> **Challenge**
Copy all lines that contain the word "kolejności".

Working data start

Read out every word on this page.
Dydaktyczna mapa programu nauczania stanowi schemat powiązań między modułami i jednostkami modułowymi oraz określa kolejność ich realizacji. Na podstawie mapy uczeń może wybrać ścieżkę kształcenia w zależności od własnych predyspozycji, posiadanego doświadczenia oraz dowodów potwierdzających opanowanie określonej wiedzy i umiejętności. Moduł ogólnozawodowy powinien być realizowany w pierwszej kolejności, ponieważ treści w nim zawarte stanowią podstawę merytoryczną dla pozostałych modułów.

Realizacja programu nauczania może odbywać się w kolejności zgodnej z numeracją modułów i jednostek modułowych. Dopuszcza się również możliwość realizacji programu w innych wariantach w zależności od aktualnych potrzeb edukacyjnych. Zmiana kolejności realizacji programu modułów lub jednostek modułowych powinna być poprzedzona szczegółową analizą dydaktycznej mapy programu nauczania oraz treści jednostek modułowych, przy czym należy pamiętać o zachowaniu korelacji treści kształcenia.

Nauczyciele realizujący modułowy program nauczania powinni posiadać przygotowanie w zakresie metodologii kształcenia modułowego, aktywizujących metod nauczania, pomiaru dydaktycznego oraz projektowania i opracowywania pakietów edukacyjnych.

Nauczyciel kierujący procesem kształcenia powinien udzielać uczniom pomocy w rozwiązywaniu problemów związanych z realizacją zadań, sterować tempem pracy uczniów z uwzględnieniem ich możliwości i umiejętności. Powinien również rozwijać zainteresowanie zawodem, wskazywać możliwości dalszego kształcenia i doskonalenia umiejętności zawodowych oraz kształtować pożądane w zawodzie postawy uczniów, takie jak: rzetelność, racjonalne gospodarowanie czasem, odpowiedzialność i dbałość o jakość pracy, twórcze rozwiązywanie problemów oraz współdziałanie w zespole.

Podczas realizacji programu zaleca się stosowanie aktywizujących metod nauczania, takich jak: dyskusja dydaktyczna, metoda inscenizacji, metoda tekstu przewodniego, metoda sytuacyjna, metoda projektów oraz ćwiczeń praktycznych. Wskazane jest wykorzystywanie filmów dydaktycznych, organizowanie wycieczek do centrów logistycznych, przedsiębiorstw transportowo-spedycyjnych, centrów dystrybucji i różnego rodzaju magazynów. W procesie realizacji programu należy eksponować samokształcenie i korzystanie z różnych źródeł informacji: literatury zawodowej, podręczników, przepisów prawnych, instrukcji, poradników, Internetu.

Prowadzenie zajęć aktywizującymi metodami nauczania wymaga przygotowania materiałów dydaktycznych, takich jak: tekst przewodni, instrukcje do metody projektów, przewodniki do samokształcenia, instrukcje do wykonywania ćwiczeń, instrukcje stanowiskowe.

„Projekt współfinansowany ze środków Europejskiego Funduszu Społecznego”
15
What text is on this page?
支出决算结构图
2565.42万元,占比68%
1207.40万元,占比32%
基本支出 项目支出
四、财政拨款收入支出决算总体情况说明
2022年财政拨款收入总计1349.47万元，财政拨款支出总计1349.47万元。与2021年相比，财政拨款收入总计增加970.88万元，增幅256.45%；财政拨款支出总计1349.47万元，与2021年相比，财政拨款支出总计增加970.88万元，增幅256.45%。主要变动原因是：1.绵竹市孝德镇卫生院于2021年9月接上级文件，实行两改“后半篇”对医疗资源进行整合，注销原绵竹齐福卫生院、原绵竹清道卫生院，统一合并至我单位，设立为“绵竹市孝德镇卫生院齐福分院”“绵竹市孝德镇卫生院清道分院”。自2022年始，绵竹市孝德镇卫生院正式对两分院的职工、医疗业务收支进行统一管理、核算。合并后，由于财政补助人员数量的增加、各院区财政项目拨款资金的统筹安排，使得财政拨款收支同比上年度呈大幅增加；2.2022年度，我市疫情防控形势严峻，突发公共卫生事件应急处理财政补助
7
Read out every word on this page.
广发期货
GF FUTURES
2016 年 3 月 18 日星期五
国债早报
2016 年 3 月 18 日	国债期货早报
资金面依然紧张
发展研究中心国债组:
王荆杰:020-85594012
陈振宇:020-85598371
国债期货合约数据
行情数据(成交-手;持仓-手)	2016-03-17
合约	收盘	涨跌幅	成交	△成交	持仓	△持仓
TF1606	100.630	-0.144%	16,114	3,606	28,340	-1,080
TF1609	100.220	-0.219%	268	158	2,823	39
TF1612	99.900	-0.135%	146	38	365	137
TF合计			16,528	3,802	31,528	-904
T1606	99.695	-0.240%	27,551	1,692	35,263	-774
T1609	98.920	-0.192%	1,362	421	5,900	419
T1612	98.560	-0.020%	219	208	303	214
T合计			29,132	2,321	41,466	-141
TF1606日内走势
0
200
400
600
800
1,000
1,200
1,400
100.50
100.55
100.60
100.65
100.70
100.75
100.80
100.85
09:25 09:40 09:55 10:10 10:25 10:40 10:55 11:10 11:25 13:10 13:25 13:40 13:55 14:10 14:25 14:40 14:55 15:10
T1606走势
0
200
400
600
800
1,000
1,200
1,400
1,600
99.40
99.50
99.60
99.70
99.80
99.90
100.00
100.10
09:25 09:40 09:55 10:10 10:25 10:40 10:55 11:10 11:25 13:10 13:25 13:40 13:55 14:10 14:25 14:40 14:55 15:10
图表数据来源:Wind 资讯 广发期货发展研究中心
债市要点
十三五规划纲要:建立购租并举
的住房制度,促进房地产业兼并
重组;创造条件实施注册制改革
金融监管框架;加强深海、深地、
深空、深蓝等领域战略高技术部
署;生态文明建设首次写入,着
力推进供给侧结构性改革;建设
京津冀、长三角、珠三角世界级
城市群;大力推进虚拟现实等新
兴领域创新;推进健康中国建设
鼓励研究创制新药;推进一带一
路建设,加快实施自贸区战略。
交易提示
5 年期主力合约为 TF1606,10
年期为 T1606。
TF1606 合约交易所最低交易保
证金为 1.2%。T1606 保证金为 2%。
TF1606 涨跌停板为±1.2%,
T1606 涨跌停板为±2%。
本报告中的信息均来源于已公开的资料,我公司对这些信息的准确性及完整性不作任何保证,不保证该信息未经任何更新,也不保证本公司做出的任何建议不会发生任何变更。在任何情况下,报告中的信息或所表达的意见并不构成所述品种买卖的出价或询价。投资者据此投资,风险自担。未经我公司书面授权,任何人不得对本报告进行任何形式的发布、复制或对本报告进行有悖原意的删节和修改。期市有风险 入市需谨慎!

Working data end

> **Expected output**
Dydaktyczna mapa programu nauczania stanowi schemat powiązań między modułami i jednostkami modułowymi oraz określa kolejność ich realizacji. Na podstawie mapy uczeń może wybrać ścieżkę kształcenia w zależności od własnych predyspozycji, posiadanego doświadczenia oraz dowodów potwierdzających opanowanie określonej wiedzy i umiejętności. Moduł ogólnozawodowy powinien być realizowany w pierwszej kolejności, ponieważ treści w nim zawarte stanowią podstawę merytoryczną dla pozostałych modułów.
Realizacja programu nauczania może odbywać się w kolejności zgodnej z numeracją modułów i jednostek modułowych. Dopuszcza się również możliwość realizacji programu w innych wariantach w zależności od aktualnych potrzeb edukacyjnych. Zmiana kolejności realizacji programu modułów lub jednostek modułowych powinna być poprzedzona szczegółową analizą dydaktycznej mapy programu nauczania oraz treści jednostek modułowych, przy czym należy pamiętać o zachowaniu korelacji treści kształcenia.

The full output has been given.